Written exercise
Only the number is needed: how many lines of the records include "ylabel"?

[Source material start]

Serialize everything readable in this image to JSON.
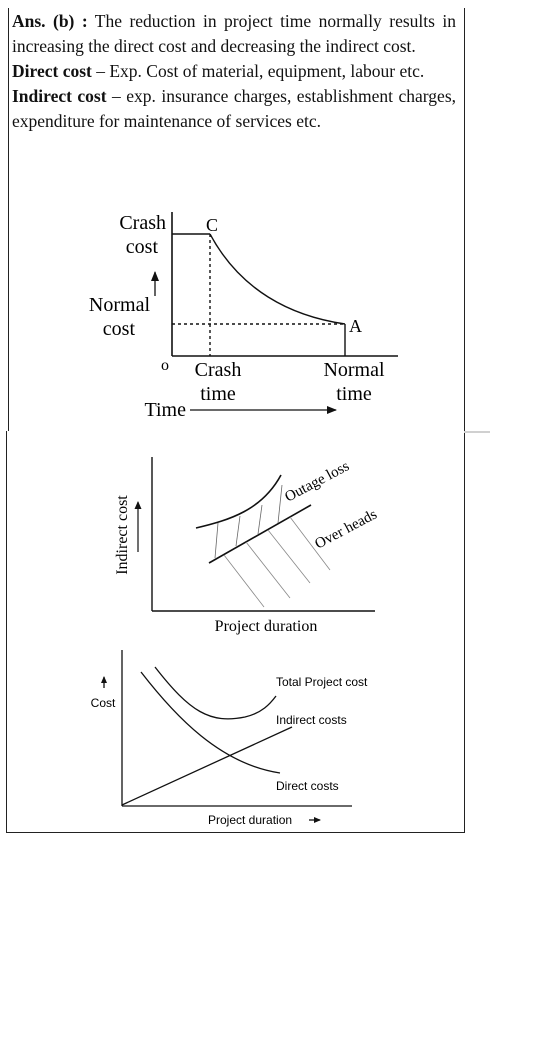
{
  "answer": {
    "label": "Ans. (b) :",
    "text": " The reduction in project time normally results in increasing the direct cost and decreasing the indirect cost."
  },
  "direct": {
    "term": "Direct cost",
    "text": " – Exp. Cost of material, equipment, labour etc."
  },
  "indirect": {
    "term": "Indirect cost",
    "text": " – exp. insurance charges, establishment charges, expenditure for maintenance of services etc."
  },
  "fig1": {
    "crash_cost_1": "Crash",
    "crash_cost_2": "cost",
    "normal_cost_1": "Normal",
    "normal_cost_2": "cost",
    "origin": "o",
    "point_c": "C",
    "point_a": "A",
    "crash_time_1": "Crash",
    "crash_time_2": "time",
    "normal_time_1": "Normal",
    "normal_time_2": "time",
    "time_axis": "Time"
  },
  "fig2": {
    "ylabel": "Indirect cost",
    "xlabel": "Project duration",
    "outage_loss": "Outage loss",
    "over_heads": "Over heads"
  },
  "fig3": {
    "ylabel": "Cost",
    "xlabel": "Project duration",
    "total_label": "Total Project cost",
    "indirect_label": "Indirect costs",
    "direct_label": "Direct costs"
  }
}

[Source material end]
[Source material start]

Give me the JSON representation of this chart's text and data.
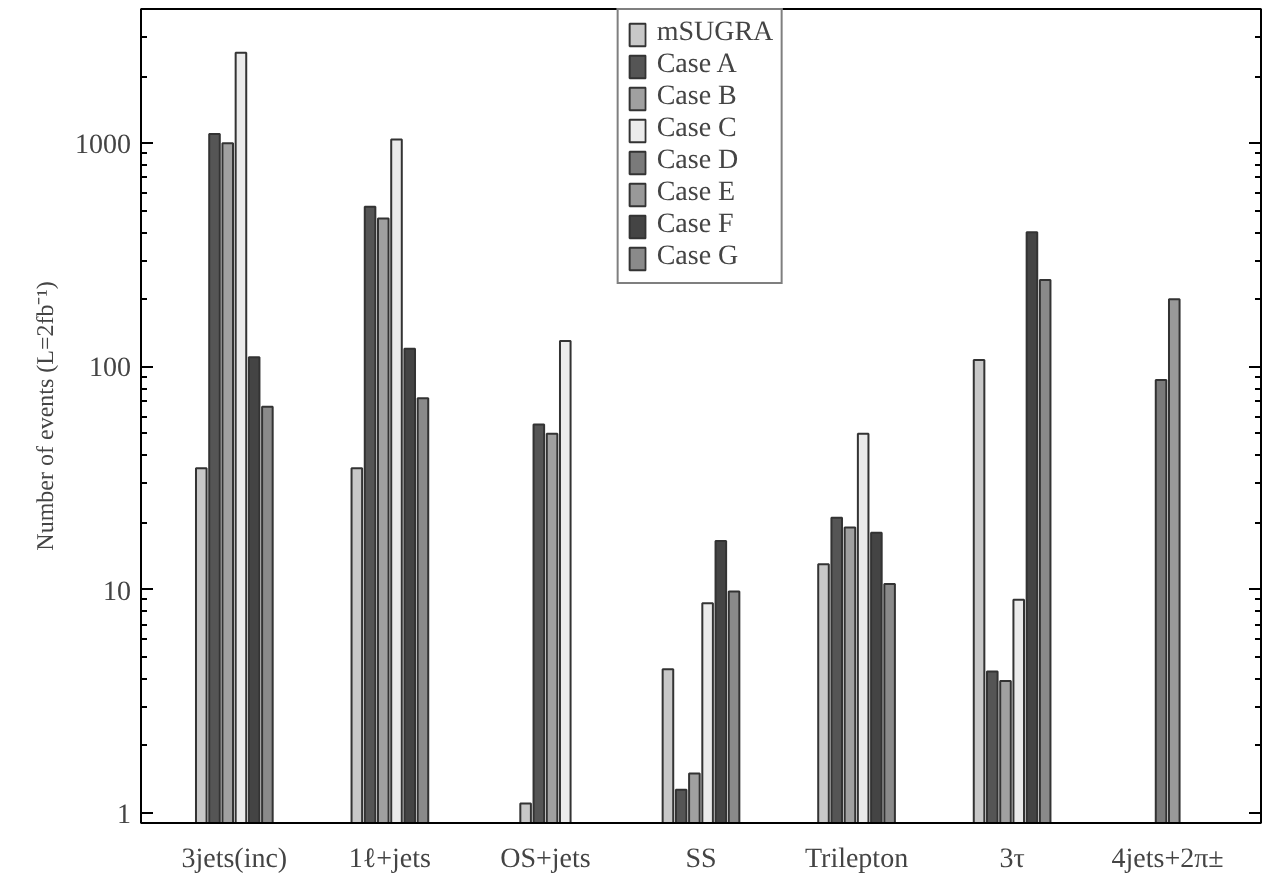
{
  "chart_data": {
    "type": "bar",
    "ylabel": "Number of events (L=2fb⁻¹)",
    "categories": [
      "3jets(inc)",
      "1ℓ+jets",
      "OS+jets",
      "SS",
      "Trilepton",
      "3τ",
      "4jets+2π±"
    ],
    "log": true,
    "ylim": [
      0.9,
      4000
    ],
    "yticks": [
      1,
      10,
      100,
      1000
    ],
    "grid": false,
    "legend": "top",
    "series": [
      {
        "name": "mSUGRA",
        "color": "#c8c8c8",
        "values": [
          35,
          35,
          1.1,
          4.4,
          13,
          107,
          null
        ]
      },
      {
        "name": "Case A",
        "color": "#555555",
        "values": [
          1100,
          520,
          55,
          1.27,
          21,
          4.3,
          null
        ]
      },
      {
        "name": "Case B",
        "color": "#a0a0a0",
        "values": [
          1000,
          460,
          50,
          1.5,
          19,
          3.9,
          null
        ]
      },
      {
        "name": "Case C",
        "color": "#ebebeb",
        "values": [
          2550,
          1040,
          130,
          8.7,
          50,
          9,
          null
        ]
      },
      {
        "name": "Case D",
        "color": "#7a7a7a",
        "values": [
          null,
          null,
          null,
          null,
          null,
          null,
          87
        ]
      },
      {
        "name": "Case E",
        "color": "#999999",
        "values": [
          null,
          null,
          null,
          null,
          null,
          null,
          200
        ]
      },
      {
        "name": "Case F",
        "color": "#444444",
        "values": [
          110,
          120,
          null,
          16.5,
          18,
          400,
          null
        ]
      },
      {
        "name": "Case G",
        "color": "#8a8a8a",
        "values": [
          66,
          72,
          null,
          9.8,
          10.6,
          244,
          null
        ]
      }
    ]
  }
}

[Source material end]

Full output
3